* Records for processing
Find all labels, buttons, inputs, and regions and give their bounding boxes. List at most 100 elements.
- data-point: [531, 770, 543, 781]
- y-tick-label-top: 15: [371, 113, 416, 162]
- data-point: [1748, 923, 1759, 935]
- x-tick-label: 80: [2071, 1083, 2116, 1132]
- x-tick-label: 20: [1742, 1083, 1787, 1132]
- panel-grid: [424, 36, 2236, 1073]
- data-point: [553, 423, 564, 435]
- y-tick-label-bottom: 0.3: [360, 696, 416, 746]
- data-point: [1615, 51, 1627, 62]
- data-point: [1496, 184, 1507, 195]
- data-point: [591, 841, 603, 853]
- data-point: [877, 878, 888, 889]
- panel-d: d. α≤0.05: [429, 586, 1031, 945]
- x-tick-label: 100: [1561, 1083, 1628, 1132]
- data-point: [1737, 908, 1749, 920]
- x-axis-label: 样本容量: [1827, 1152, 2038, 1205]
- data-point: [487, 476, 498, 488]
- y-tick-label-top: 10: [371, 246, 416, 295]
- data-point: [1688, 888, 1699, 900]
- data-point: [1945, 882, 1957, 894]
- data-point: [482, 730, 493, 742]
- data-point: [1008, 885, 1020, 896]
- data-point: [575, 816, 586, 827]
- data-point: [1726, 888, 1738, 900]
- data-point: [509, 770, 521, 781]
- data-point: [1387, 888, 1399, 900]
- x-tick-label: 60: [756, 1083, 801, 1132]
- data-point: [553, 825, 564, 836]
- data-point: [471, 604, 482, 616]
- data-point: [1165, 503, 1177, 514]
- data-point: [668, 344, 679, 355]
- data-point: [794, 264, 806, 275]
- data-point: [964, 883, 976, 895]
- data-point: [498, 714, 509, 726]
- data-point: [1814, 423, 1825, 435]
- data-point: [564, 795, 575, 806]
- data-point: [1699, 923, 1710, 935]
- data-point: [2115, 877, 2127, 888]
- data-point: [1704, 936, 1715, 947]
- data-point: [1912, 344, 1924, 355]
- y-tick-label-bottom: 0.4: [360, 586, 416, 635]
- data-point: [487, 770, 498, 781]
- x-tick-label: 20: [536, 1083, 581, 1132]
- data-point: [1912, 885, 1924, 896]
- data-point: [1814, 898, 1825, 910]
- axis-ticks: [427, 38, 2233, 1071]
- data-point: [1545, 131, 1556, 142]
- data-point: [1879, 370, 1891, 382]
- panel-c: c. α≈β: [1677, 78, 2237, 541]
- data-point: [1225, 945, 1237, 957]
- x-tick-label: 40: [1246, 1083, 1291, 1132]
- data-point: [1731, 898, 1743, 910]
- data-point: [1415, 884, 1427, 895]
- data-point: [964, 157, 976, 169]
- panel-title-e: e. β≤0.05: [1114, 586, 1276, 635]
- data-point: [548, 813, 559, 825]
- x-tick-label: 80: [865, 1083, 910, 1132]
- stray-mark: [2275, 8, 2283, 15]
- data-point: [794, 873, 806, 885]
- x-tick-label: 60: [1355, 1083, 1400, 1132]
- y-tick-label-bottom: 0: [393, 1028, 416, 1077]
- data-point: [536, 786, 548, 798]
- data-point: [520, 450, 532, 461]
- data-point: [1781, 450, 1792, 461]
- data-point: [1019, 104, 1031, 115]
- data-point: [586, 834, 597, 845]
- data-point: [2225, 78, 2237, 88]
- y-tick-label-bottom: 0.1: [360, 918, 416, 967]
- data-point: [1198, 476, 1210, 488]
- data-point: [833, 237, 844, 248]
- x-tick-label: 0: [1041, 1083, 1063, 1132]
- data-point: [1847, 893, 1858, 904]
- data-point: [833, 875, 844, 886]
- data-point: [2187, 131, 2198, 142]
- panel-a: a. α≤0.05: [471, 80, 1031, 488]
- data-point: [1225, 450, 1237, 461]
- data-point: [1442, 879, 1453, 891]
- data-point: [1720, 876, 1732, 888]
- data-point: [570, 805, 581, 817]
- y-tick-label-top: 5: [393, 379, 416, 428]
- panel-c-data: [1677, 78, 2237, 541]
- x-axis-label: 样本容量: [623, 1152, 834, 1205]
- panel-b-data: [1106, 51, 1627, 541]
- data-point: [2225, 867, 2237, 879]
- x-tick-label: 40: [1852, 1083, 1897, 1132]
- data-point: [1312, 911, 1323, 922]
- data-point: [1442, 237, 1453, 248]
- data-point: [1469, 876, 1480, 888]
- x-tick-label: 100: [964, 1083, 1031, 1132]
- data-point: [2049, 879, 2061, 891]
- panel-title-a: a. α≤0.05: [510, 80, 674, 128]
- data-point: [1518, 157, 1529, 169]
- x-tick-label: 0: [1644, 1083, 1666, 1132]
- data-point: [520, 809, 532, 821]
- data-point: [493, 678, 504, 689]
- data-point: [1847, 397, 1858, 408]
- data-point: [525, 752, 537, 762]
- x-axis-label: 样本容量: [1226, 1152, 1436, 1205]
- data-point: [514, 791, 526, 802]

* Given problem
Please give the data above, from its first line through the line containing "- data-point: [1496, 184, 1507, 195]", as a Markdown table with the columns Row and Line, one row per line and blank lines left out.

* Full response
| Row | Line |
|---|---|
| 1 | Find all labels, buttons, inputs, and regions and give their bounding boxes. List at most 100 elements. |
| 2 | - data-point: [531, 770, 543, 781] |
| 3 | - y-tick-label-top: 15: [371, 113, 416, 162] |
| 4 | - data-point: [1748, 923, 1759, 935] |
| 5 | - x-tick-label: 80: [2071, 1083, 2116, 1132] |
| 6 | - x-tick-label: 20: [1742, 1083, 1787, 1132] |
| 7 | - panel-grid: [424, 36, 2236, 1073] |
| 8 | - data-point: [553, 423, 564, 435] |
| 9 | - y-tick-label-bottom: 0.3: [360, 696, 416, 746] |
| 10 | - data-point: [1615, 51, 1627, 62] |
| 11 | - data-point: [1496, 184, 1507, 195] |